#### STATED TASK:
Locate the lines where "Operation" occurs and copy them as they stand.

#### DATA TO PROCESS:
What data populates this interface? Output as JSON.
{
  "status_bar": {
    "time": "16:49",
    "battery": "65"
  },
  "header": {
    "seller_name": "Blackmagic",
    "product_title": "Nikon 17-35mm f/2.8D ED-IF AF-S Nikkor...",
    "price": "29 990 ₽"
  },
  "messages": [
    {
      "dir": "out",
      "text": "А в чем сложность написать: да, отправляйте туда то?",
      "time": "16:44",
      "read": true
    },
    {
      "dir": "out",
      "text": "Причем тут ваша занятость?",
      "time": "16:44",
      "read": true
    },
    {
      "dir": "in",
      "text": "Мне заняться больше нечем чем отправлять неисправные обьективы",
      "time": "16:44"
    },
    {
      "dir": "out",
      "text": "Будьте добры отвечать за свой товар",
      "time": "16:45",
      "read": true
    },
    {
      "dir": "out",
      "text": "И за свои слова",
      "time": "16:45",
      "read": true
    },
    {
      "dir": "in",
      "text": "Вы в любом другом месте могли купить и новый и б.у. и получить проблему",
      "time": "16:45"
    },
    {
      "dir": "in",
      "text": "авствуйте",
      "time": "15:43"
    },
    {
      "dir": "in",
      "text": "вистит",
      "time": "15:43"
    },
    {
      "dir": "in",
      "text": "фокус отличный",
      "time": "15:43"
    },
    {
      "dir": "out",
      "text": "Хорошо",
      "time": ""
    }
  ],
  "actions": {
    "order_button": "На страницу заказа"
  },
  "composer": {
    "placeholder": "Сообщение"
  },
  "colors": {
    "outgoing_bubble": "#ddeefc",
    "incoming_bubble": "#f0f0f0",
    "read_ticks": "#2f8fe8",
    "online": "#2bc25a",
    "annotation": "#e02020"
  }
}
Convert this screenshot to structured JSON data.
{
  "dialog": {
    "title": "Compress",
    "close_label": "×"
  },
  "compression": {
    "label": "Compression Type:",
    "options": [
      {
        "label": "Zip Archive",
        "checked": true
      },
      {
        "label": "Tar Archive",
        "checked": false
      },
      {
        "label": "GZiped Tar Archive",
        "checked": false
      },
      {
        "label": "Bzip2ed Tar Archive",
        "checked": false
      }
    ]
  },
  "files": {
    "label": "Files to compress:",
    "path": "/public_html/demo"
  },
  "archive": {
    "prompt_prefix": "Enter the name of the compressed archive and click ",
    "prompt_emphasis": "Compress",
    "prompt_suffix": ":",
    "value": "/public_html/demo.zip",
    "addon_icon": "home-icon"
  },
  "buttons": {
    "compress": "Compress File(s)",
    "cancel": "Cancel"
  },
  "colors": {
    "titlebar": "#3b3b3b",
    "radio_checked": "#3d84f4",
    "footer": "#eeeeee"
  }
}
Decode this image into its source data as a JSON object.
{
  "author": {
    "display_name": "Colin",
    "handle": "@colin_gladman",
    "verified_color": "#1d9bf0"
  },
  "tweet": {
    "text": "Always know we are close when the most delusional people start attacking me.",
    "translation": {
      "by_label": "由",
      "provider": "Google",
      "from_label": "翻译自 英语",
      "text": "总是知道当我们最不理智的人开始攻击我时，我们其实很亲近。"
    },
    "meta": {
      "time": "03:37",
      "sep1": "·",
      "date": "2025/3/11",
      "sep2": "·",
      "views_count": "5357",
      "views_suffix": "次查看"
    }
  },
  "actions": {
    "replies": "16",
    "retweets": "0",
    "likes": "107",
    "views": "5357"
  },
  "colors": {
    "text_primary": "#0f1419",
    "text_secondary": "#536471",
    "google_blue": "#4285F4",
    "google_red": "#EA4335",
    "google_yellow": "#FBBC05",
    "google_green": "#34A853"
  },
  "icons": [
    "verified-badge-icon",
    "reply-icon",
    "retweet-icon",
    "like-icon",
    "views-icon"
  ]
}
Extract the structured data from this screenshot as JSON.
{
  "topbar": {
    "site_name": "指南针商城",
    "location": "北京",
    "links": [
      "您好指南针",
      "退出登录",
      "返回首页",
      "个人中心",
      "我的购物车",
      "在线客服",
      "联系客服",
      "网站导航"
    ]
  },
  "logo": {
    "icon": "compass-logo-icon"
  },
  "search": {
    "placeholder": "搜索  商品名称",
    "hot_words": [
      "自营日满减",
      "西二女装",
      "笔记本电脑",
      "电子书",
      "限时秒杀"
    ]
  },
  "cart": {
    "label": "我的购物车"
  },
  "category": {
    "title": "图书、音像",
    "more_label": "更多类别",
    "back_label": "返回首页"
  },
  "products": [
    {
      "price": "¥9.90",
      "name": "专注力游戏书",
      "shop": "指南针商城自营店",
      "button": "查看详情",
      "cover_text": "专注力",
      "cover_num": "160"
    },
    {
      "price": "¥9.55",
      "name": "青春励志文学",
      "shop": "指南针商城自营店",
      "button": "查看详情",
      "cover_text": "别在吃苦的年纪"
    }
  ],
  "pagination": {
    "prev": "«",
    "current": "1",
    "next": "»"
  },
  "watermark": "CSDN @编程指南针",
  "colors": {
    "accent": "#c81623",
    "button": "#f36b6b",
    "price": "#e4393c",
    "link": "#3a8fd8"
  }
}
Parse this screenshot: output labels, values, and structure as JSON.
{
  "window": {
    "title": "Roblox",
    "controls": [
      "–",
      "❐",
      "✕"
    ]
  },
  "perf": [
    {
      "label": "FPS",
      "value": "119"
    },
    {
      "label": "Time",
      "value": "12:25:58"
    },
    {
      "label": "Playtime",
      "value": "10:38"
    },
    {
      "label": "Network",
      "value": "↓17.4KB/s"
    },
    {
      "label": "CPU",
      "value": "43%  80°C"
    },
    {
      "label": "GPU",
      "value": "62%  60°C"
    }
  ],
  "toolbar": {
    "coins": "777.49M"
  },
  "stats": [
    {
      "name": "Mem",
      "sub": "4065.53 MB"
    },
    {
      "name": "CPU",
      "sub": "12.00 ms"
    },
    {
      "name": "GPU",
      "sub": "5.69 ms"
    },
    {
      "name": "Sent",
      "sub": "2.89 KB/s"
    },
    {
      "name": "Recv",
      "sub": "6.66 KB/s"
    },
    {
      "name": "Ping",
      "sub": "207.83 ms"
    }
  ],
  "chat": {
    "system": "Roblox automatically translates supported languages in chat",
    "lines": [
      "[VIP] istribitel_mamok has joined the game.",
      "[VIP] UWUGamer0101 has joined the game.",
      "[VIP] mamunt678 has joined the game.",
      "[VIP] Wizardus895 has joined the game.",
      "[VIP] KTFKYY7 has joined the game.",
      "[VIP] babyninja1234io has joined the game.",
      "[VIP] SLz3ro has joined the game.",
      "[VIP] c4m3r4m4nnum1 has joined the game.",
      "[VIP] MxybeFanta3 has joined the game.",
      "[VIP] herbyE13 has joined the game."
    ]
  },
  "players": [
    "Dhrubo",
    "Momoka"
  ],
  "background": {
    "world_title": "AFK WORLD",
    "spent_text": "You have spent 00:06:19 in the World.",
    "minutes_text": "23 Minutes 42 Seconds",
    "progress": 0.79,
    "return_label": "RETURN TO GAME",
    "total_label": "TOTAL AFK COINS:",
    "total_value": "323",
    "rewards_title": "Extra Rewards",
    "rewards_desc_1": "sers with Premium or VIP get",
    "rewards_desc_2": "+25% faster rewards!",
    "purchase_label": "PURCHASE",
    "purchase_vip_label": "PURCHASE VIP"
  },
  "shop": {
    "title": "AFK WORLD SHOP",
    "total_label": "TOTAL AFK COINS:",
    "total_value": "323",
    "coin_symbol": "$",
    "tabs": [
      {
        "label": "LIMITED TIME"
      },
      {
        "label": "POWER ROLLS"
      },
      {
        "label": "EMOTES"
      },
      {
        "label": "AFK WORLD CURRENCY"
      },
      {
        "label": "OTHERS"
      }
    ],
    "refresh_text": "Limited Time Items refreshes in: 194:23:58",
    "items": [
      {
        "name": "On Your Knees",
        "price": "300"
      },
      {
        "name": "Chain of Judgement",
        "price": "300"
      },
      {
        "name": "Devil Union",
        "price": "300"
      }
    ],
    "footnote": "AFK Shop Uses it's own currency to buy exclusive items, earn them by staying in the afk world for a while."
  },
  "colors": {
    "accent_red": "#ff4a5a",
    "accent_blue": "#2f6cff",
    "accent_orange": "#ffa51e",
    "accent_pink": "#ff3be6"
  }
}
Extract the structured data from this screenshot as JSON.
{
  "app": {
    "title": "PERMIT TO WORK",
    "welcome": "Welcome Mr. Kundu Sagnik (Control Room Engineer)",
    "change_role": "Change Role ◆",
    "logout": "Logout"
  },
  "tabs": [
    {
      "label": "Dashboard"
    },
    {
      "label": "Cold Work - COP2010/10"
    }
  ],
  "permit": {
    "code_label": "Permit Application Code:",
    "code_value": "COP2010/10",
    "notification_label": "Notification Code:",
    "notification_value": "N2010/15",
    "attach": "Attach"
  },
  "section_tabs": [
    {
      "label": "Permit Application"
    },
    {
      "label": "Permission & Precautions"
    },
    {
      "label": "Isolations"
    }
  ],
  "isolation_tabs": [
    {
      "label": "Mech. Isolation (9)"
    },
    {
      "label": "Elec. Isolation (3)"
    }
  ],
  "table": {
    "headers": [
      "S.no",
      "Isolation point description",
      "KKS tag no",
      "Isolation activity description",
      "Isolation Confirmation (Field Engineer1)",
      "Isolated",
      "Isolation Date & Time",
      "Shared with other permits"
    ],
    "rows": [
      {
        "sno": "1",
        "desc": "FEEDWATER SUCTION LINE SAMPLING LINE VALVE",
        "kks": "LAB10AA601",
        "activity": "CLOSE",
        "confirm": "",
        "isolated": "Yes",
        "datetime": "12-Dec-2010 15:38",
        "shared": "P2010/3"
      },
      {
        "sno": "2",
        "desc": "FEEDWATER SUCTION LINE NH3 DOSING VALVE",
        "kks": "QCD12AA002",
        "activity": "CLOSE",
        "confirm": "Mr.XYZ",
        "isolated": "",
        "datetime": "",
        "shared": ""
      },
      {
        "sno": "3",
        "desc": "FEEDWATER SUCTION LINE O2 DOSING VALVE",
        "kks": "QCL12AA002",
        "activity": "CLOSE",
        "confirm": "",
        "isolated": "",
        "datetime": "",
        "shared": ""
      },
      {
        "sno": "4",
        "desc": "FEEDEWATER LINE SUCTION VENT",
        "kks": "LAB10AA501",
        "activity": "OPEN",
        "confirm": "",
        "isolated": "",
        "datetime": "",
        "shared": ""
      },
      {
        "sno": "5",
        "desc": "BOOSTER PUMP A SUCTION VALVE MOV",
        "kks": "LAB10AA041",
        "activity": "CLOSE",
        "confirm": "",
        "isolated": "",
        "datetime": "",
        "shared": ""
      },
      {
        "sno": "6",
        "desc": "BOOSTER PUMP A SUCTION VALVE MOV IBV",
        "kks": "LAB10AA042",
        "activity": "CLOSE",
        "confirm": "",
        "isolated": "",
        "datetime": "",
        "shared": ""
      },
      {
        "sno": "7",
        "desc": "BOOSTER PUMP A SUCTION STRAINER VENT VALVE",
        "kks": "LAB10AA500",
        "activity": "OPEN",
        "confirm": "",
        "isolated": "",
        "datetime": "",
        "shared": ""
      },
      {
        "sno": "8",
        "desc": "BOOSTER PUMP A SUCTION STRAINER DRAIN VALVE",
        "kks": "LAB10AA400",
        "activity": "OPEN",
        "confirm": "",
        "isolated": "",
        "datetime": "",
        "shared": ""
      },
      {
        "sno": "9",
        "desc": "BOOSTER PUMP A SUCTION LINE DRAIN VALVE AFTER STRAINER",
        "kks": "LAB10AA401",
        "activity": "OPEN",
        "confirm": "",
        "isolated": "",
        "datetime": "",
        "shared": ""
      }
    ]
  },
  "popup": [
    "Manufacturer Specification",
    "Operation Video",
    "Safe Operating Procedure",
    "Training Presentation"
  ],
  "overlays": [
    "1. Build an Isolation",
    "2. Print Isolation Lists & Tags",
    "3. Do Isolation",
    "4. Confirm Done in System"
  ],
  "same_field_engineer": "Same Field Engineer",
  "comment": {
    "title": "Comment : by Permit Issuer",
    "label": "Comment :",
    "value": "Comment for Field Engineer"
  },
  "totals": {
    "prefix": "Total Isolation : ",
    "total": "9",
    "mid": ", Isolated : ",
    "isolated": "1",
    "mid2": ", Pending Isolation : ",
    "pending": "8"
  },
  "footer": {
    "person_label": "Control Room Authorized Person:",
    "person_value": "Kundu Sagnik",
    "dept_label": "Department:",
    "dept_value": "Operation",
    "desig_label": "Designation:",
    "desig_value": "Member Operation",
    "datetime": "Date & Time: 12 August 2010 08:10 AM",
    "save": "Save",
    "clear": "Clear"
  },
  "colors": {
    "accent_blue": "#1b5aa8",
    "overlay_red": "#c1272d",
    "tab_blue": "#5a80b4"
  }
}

#### TASK OUTPUT:
    "Operation Video",
    "dept_value": "Operation",
    "desig_value": "Member Operation",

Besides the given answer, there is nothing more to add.